Raw records:

·····

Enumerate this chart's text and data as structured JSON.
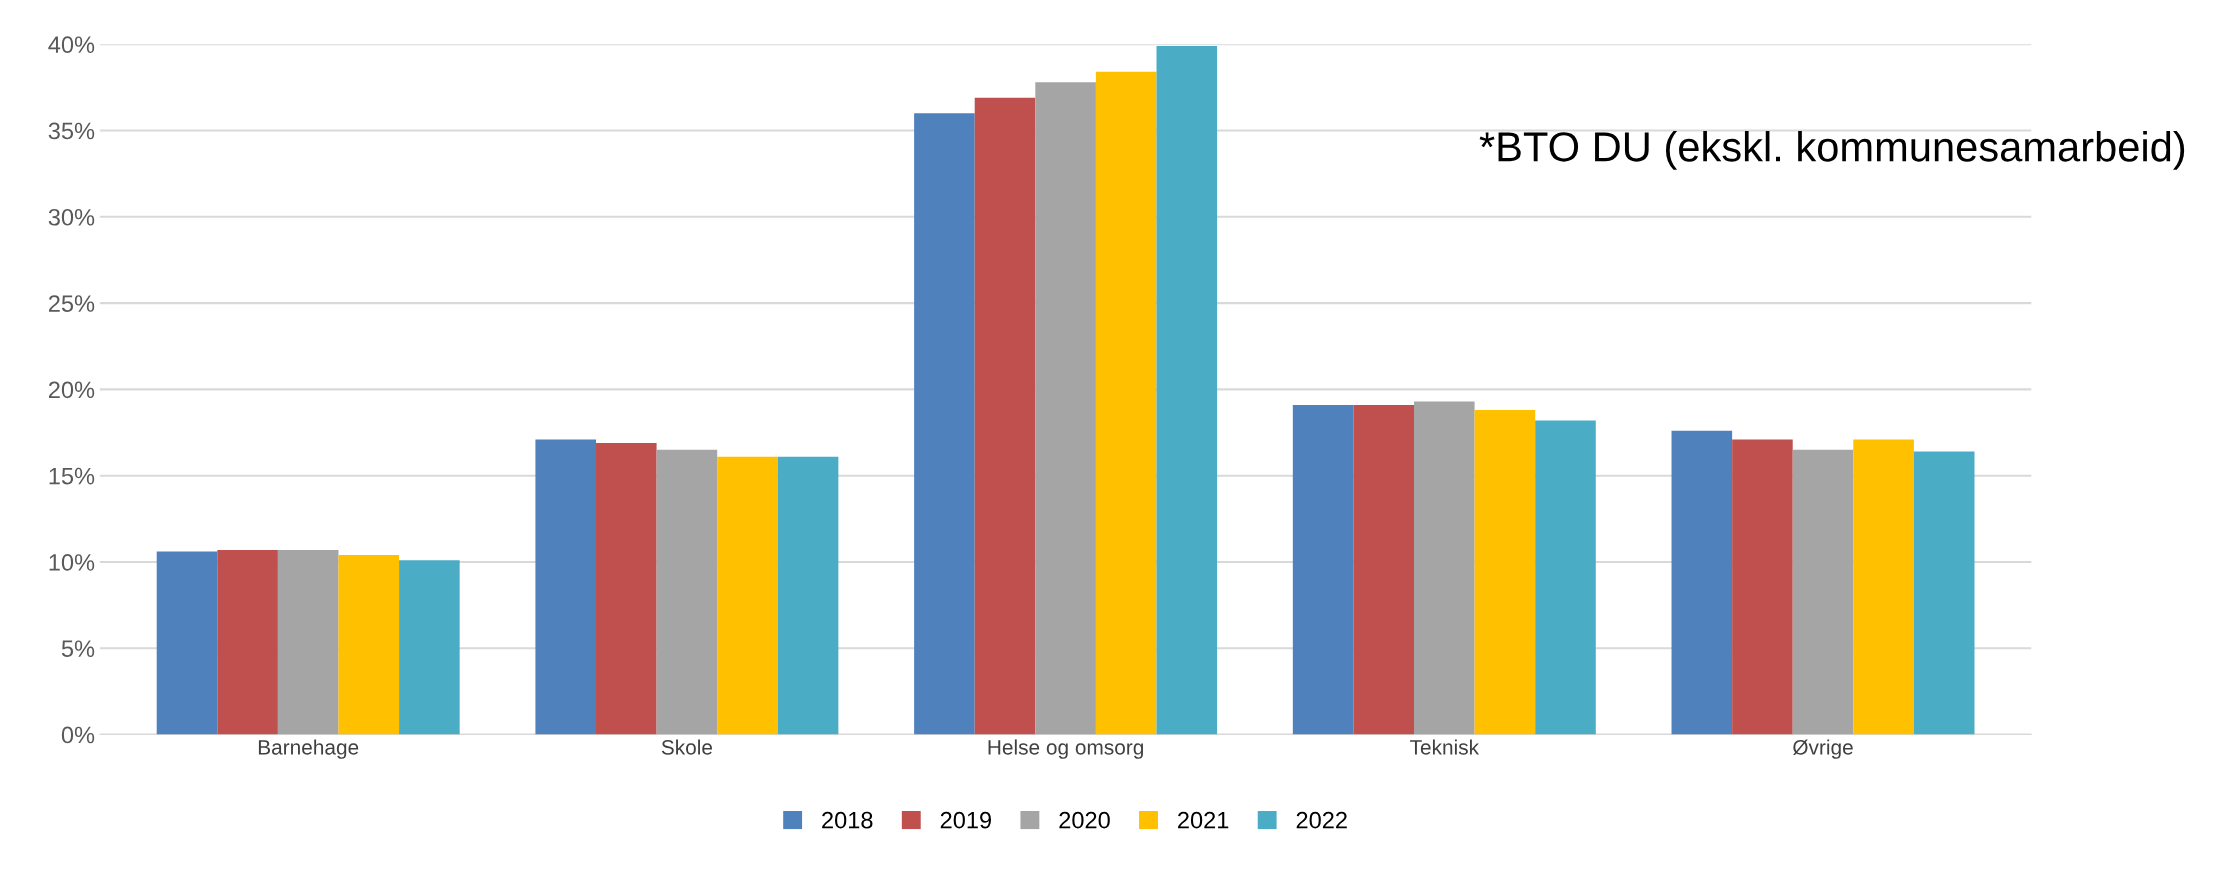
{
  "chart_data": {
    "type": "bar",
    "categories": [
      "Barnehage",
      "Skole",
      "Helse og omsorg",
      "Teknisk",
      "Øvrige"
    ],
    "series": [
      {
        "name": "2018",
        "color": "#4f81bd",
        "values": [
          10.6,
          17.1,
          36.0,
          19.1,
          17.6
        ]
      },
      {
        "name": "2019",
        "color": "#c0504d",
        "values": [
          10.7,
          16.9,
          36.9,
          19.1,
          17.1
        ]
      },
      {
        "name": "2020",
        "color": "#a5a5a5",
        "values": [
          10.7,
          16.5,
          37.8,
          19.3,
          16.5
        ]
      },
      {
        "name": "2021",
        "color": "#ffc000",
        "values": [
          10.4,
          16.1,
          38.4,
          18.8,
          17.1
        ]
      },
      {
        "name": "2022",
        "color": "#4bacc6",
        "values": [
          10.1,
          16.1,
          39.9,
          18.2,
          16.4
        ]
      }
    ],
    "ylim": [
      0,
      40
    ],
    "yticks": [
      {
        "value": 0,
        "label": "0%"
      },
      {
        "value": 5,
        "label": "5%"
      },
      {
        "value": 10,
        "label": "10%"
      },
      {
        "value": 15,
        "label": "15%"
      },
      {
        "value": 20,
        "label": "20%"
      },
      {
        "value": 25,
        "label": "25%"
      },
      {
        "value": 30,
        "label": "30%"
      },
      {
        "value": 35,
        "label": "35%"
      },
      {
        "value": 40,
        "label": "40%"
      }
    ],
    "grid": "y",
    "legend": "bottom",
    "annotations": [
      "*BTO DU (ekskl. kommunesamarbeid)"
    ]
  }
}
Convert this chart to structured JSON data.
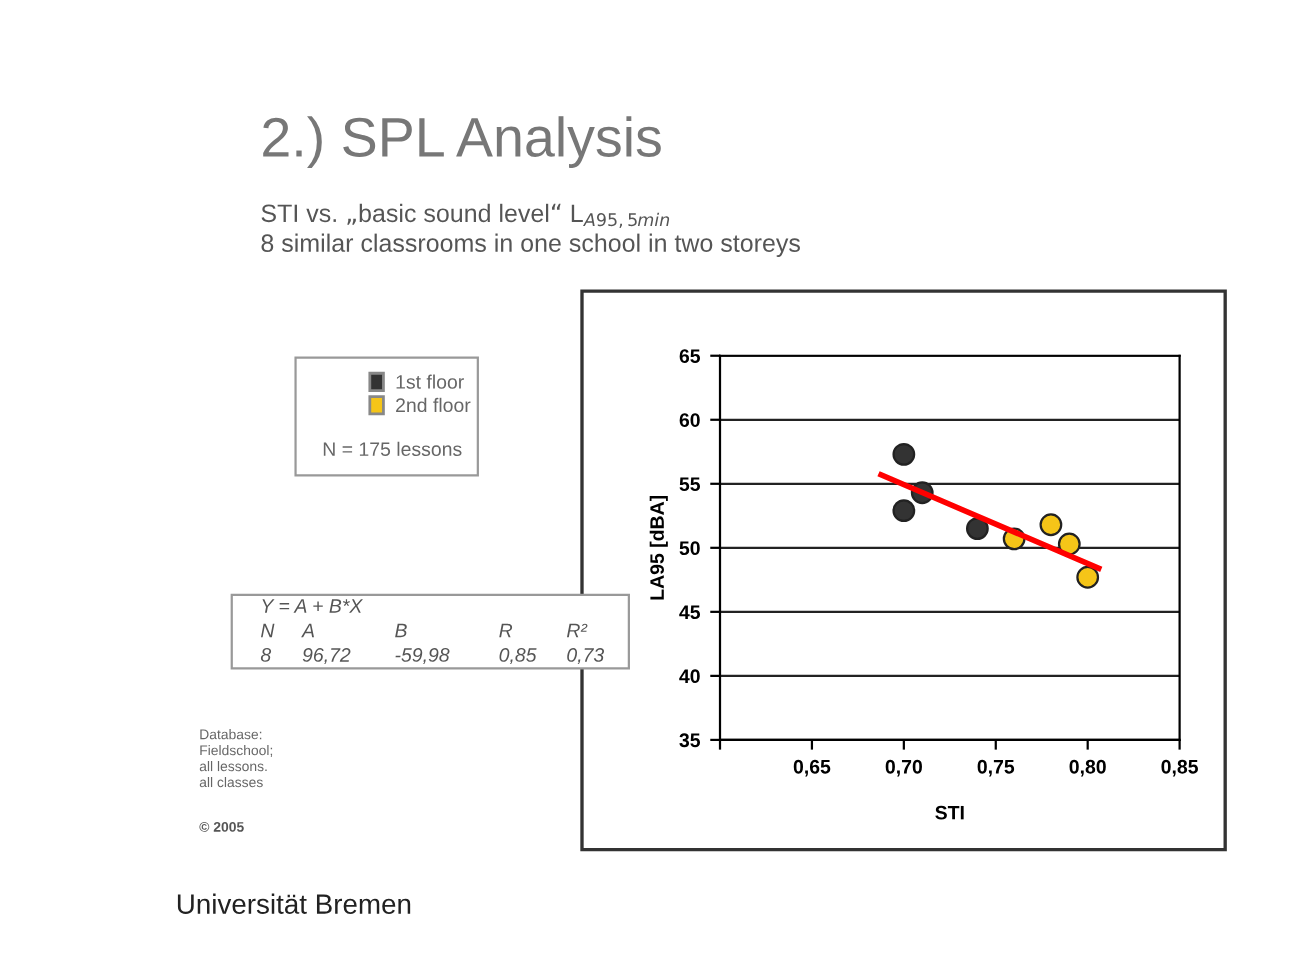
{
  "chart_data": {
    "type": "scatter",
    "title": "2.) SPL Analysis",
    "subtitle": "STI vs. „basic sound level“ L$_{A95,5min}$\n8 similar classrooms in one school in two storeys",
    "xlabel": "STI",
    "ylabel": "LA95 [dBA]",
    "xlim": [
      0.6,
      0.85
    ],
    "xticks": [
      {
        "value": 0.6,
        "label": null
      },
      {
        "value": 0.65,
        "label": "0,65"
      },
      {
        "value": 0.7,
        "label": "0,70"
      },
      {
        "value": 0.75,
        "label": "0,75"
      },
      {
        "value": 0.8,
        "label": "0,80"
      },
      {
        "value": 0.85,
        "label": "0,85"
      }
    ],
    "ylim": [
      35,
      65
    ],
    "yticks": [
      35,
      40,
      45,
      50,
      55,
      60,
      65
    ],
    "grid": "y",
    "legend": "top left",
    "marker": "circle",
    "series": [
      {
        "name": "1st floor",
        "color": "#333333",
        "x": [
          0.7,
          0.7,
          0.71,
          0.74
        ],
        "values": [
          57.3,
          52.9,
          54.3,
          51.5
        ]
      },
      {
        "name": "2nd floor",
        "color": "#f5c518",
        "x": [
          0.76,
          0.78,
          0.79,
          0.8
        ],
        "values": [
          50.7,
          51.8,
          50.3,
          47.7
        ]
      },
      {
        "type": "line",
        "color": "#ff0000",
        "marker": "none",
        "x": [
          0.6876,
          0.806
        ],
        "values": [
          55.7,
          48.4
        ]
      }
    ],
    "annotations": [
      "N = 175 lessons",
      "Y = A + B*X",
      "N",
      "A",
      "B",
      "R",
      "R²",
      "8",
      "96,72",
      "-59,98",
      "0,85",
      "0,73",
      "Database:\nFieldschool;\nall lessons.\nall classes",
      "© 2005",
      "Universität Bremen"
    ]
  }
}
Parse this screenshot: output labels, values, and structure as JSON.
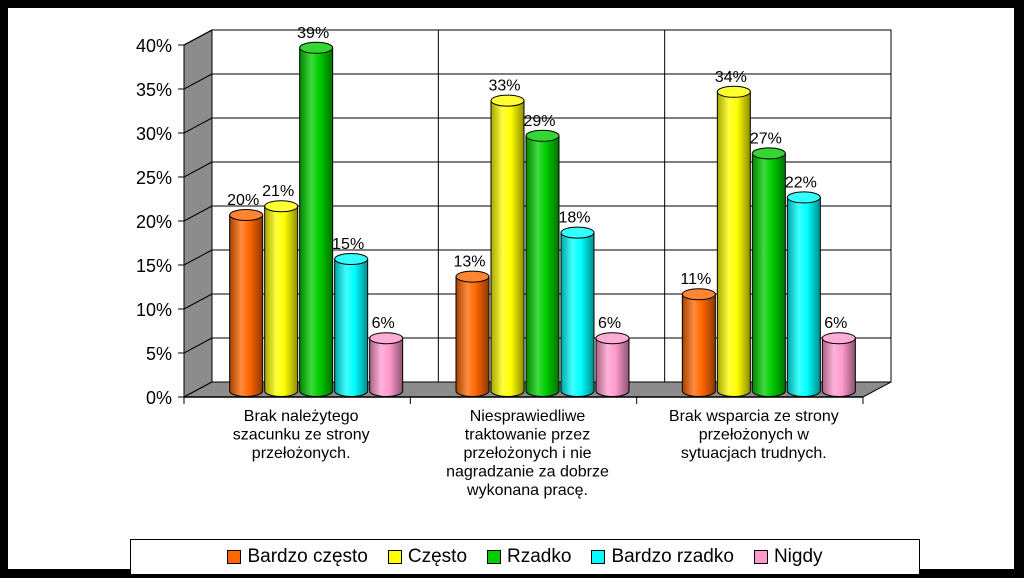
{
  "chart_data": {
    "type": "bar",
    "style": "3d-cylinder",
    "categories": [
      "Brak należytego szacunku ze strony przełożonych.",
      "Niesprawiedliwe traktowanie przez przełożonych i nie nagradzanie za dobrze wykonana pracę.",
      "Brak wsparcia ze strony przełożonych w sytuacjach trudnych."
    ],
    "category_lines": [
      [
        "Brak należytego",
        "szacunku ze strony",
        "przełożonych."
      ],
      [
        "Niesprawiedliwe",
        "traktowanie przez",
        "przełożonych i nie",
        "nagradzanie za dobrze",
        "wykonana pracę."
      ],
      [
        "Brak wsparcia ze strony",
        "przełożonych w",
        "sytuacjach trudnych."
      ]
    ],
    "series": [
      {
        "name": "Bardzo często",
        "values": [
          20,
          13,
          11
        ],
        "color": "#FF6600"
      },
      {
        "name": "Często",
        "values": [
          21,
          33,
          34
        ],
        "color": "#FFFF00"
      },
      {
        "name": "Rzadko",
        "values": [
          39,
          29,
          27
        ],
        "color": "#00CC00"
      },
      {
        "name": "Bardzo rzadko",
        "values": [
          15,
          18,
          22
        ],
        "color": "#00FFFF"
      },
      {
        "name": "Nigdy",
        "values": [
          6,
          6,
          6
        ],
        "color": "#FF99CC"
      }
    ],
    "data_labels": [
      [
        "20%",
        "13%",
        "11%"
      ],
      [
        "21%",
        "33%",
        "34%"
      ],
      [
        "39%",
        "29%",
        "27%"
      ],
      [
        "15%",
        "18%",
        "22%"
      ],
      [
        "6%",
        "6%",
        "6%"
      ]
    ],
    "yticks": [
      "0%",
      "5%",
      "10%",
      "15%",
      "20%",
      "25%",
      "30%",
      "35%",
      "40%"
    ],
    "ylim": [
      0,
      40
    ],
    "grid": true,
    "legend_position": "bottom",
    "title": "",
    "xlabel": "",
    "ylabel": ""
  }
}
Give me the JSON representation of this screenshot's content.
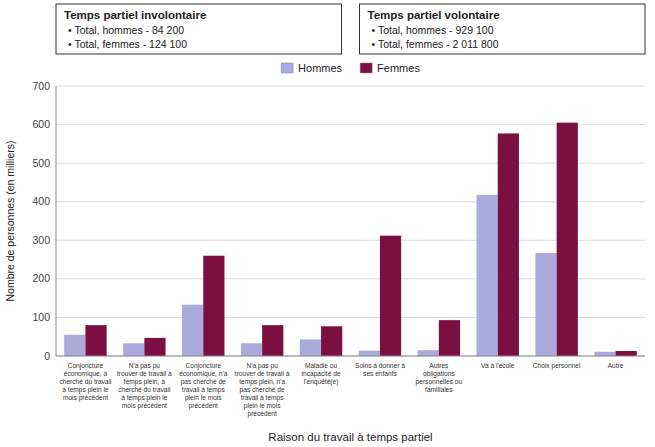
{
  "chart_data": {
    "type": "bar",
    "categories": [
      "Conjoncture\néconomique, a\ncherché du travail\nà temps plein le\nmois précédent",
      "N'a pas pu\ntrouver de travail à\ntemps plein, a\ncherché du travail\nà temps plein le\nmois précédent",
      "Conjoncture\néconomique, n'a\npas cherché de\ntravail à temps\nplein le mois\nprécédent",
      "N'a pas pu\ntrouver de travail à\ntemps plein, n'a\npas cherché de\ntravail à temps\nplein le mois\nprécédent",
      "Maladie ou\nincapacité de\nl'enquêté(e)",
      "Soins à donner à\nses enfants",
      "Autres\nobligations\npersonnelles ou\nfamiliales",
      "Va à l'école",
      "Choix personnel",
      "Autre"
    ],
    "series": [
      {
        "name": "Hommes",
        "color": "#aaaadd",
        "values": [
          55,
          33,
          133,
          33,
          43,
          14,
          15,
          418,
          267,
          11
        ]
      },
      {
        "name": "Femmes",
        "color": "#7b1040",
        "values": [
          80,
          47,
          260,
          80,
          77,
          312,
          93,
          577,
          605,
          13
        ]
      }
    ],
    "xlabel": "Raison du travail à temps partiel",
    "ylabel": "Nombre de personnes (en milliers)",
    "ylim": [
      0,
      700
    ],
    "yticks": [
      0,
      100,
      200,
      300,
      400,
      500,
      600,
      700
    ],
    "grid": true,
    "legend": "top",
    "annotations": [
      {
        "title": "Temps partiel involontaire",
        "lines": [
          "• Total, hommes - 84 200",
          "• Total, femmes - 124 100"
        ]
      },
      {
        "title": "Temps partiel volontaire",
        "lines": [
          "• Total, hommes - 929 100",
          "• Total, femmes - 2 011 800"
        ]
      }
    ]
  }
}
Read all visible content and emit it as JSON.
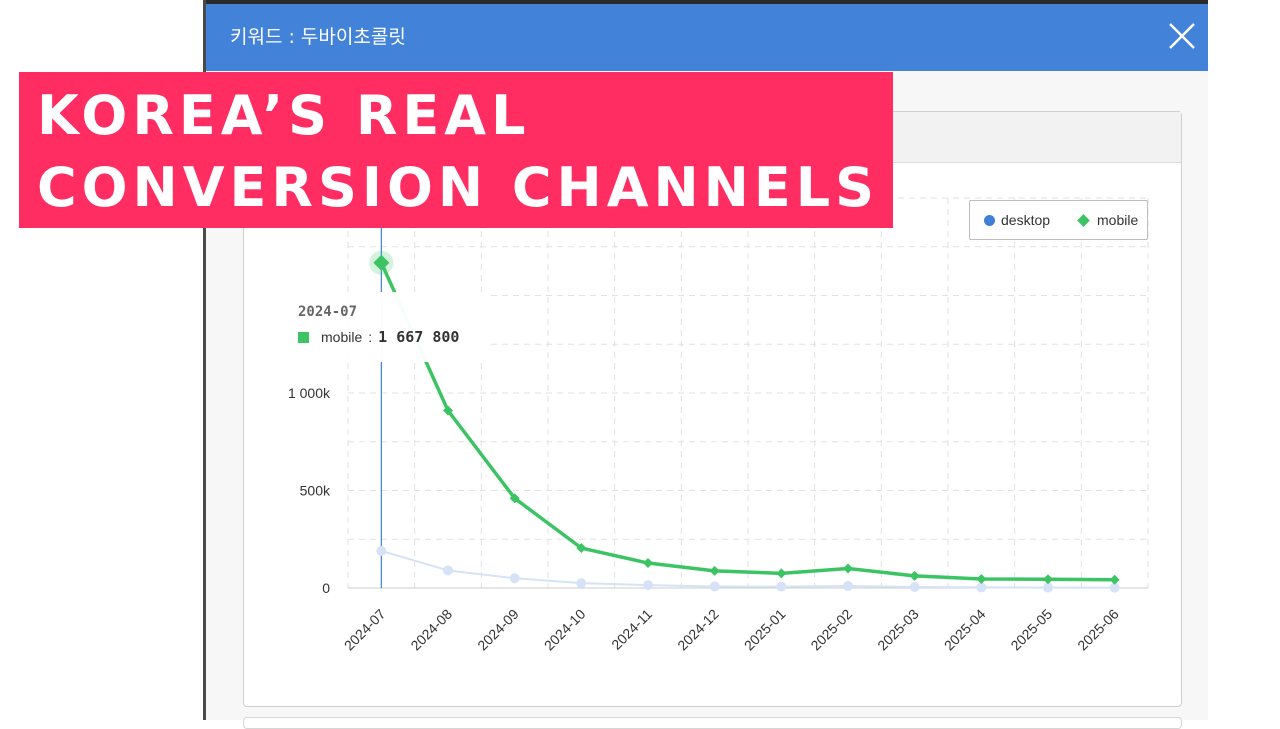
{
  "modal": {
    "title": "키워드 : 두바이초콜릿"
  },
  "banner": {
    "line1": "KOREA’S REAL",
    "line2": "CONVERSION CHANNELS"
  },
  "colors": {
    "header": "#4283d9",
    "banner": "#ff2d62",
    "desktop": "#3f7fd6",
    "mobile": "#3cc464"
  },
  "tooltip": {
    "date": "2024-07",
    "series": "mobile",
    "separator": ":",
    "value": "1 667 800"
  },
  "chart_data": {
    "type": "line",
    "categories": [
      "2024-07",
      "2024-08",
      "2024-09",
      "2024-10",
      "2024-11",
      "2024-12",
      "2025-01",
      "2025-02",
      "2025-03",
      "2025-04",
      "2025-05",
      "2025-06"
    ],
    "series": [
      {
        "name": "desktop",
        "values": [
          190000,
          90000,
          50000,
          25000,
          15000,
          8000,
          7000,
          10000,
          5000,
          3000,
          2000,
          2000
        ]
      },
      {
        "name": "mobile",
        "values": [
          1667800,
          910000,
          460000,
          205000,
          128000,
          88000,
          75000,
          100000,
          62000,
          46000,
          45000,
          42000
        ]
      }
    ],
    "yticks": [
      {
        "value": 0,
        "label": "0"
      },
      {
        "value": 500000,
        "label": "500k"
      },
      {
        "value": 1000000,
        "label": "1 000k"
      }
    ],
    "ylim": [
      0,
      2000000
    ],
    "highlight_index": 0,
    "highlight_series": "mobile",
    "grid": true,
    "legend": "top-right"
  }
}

·····

# What the exercise asks
Find the lines above that contain the word "npas" and collect them.

# Completed exercise
      "Conjoncture\néconomique, n'a\npas cherché de\ntravail à temps\nplein le mois\nprécédent",
      "N'a pas pu\ntrouver de travail à\ntemps plein, n'a\npas cherché de\ntravail à temps\nplein le mois\nprécédent",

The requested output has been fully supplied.